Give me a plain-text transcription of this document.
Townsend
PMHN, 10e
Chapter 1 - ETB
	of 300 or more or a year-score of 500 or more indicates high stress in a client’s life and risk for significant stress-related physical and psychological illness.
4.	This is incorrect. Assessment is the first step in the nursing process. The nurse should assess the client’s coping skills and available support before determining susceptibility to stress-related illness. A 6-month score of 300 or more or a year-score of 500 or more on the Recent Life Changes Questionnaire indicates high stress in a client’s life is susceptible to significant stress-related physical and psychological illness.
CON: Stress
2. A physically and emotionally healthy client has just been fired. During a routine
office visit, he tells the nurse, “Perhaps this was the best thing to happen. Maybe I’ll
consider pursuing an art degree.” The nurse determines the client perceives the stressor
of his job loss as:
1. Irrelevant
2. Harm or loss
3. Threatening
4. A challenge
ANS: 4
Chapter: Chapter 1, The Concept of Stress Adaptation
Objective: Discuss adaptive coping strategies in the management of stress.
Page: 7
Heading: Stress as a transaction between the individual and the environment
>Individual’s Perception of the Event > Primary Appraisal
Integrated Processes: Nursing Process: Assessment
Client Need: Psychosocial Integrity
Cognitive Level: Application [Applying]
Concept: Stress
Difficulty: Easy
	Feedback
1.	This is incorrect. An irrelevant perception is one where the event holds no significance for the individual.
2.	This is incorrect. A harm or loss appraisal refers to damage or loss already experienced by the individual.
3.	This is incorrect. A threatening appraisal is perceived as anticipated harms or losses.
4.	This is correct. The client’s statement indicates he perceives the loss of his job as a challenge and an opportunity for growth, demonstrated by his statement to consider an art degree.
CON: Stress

┄┄┄┄┄┄┄┄┄┄

What the task asks: Reproduce each line from the records that contains the word "Concept".

Written response:
Chapter: Chapter 1, The Concept of Stress Adaptation
Concept: Stress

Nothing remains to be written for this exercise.